Material start
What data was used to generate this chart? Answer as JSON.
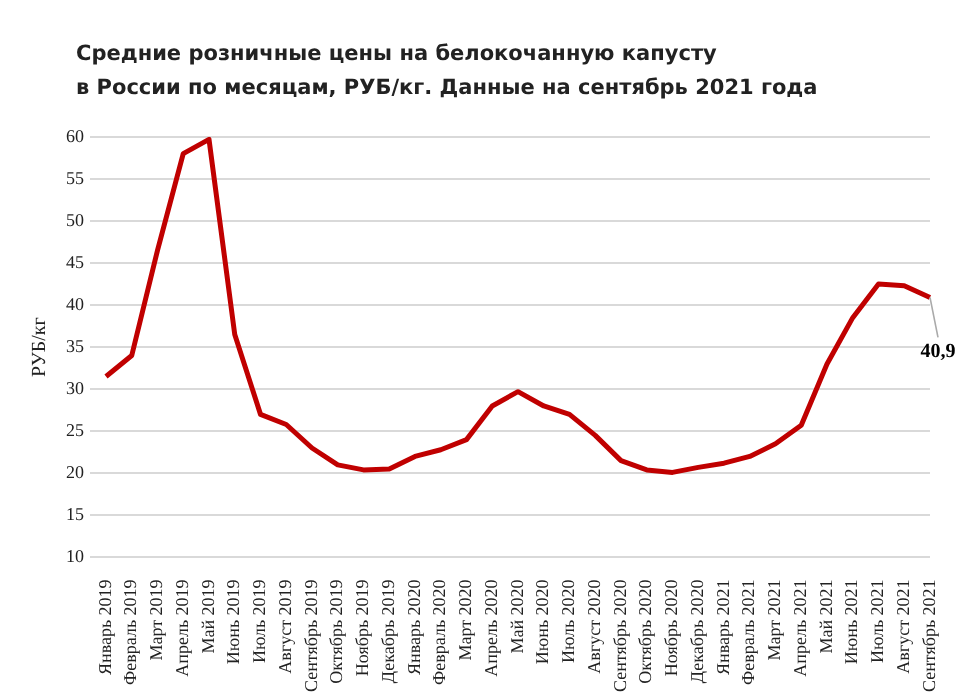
{
  "chart_data": {
    "type": "line",
    "title": "Средние розничные цены на белокочанную капусту\nв России по месяцам, РУБ/кг. Данные на сентябрь 2021 года",
    "ylabel": "РУБ/кг",
    "categories": [
      "Январь 2019",
      "Февраль 2019",
      "Март 2019",
      "Апрель 2019",
      "Май 2019",
      "Июнь 2019",
      "Июль 2019",
      "Август 2019",
      "Сентябрь 2019",
      "Октябрь 2019",
      "Ноябрь 2019",
      "Декабрь 2019",
      "Январь 2020",
      "Февраль 2020",
      "Март 2020",
      "Апрель 2020",
      "Май 2020",
      "Июнь 2020",
      "Июль 2020",
      "Август 2020",
      "Сентябрь 2020",
      "Октябрь 2020",
      "Ноябрь 2020",
      "Декабрь 2020",
      "Январь 2021",
      "Февраль 2021",
      "Март 2021",
      "Апрель 2021",
      "Май 2021",
      "Июнь 2021",
      "Июль 2021",
      "Август 2021",
      "Сентябрь 2021"
    ],
    "series": [
      {
        "color": "#c00000",
        "values": [
          31.5,
          34,
          46.5,
          58,
          59.7,
          36.5,
          27,
          25.8,
          23,
          21,
          20.4,
          20.5,
          22,
          22.8,
          24,
          28,
          29.7,
          28,
          27,
          24.5,
          21.5,
          20.4,
          20.1,
          20.7,
          21.2,
          22,
          23.5,
          25.7,
          33,
          38.5,
          42.5,
          42.3,
          40.9
        ]
      }
    ],
    "ylim": [
      10,
      60
    ],
    "yticks": [
      10,
      15,
      20,
      25,
      30,
      35,
      40,
      45,
      50,
      55,
      60
    ],
    "grid": "y",
    "legend": false,
    "marker": "none",
    "line_style": "solid",
    "annotations": [
      {
        "text": "40,9",
        "x": "Сентябрь 2021",
        "y": 40.9
      }
    ]
  }
}
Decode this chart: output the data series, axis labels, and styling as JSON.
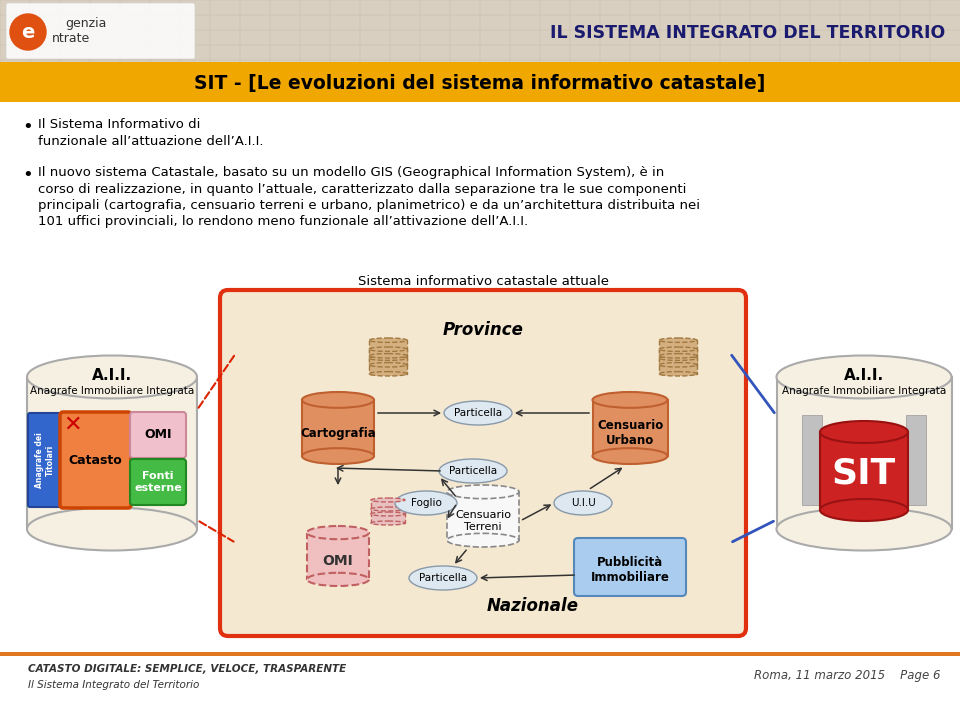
{
  "bg_color": "#ffffff",
  "header_stripe_color": "#f0a800",
  "header_text": "SIT - [Le evoluzioni del sistema informativo catastale]",
  "header_text_color": "#000000",
  "top_bar_bg": "#d8cfc0",
  "title_right": "IL SISTEMA INTEGRATO DEL TERRITORIO",
  "title_right_color": "#1a1a6e",
  "orange_line_color": "#e07820",
  "diagram_title": "Sistema informativo catastale attuale",
  "diagram_bg": "#f5e8d0",
  "diagram_border": "#e03010",
  "province_text": "Province",
  "nazionale_text": "Nazionale",
  "aii_left_title": "A.I.I.",
  "aii_left_subtitle": "Anagrafe Immobiliare Integrata",
  "aii_right_title": "A.I.I.",
  "aii_right_subtitle": "Anagrafe Immobiliare Integrata",
  "sit_text": "SIT",
  "catasto_text": "Catasto",
  "omi_text_left": "OMI",
  "fonti_text": "Fonti\nesterne",
  "cartografia_text": "Cartografia",
  "censuario_urbano_text": "Censuario\nUrbano",
  "omi_text_center": "OMI",
  "censuario_terreni_text": "Censuario\nTerreni",
  "particella_text1": "Particella",
  "particella_text2": "Particella",
  "particella_text3": "Particella",
  "foglio_text": "Foglio",
  "uiu_text": "U.I.U",
  "pubblicita_text": "Pubblicità\nImmobiliare",
  "anagrafe_titolari_text": "Titolari",
  "footer_left1": "CATASTO DIGITALE: SEMPLICE, VELOCE, TRASPARENTE",
  "footer_left2": "Il Sistema Integrato del Territorio",
  "footer_right": "Roma, 11 marzo 2015    Page 6"
}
Material end
> **Goal of the exercise**: Leave out the pictures and output the rest of the material exactly as written.

> **Correct result**:
What data was used to generate this chart? Answer as JSON.
{
  "chart_data": {
    "type": "line",
    "title": "Средние розничные цены на белокочанную капусту\nв России по месяцам, РУБ/кг. Данные на сентябрь 2021 года",
    "ylabel": "РУБ/кг",
    "categories": [
      "Январь 2019",
      "Февраль 2019",
      "Март 2019",
      "Апрель 2019",
      "Май 2019",
      "Июнь 2019",
      "Июль 2019",
      "Август 2019",
      "Сентябрь 2019",
      "Октябрь 2019",
      "Ноябрь 2019",
      "Декабрь 2019",
      "Январь 2020",
      "Февраль 2020",
      "Март 2020",
      "Апрель 2020",
      "Май 2020",
      "Июнь 2020",
      "Июль 2020",
      "Август 2020",
      "Сентябрь 2020",
      "Октябрь 2020",
      "Ноябрь 2020",
      "Декабрь 2020",
      "Январь 2021",
      "Февраль 2021",
      "Март 2021",
      "Апрель 2021",
      "Май 2021",
      "Июнь 2021",
      "Июль 2021",
      "Август 2021",
      "Сентябрь 2021"
    ],
    "series": [
      {
        "color": "#c00000",
        "values": [
          31.5,
          34,
          46.5,
          58,
          59.7,
          36.5,
          27,
          25.8,
          23,
          21,
          20.4,
          20.5,
          22,
          22.8,
          24,
          28,
          29.7,
          28,
          27,
          24.5,
          21.5,
          20.4,
          20.1,
          20.7,
          21.2,
          22,
          23.5,
          25.7,
          33,
          38.5,
          42.5,
          42.3,
          40.9
        ]
      }
    ],
    "ylim": [
      10,
      60
    ],
    "yticks": [
      10,
      15,
      20,
      25,
      30,
      35,
      40,
      45,
      50,
      55,
      60
    ],
    "grid": "y",
    "legend": false,
    "marker": "none",
    "line_style": "solid",
    "annotations": [
      {
        "text": "40,9",
        "x": "Сентябрь 2021",
        "y": 40.9
      }
    ]
  }
}
Decode this chart: output the data series, axis labels, and styling as JSON.
{
  "bg_color": "#ffffff",
  "header_stripe_color": "#f0a800",
  "header_text": "SIT - [Le evoluzioni del sistema informativo catastale]",
  "header_text_color": "#000000",
  "top_bar_bg": "#d8cfc0",
  "title_right": "IL SISTEMA INTEGRATO DEL TERRITORIO",
  "title_right_color": "#1a1a6e",
  "orange_line_color": "#e07820",
  "diagram_title": "Sistema informativo catastale attuale",
  "diagram_bg": "#f5e8d0",
  "diagram_border": "#e03010",
  "province_text": "Province",
  "nazionale_text": "Nazionale",
  "aii_left_title": "A.I.I.",
  "aii_left_subtitle": "Anagrafe Immobiliare Integrata",
  "aii_right_title": "A.I.I.",
  "aii_right_subtitle": "Anagrafe Immobiliare Integrata",
  "sit_text": "SIT",
  "catasto_text": "Catasto",
  "omi_text_left": "OMI",
  "fonti_text": "Fonti\nesterne",
  "cartografia_text": "Cartografia",
  "censuario_urbano_text": "Censuario\nUrbano",
  "omi_text_center": "OMI",
  "censuario_terreni_text": "Censuario\nTerreni",
  "particella_text1": "Particella",
  "particella_text2": "Particella",
  "particella_text3": "Particella",
  "foglio_text": "Foglio",
  "uiu_text": "U.I.U",
  "pubblicita_text": "Pubblicità\nImmobiliare",
  "anagrafe_titolari_text": "Titolari",
  "footer_left1": "CATASTO DIGITALE: SEMPLICE, VELOCE, TRASPARENTE",
  "footer_left2": "Il Sistema Integrato del Territorio",
  "footer_right": "Roma, 11 marzo 2015    Page 6"
}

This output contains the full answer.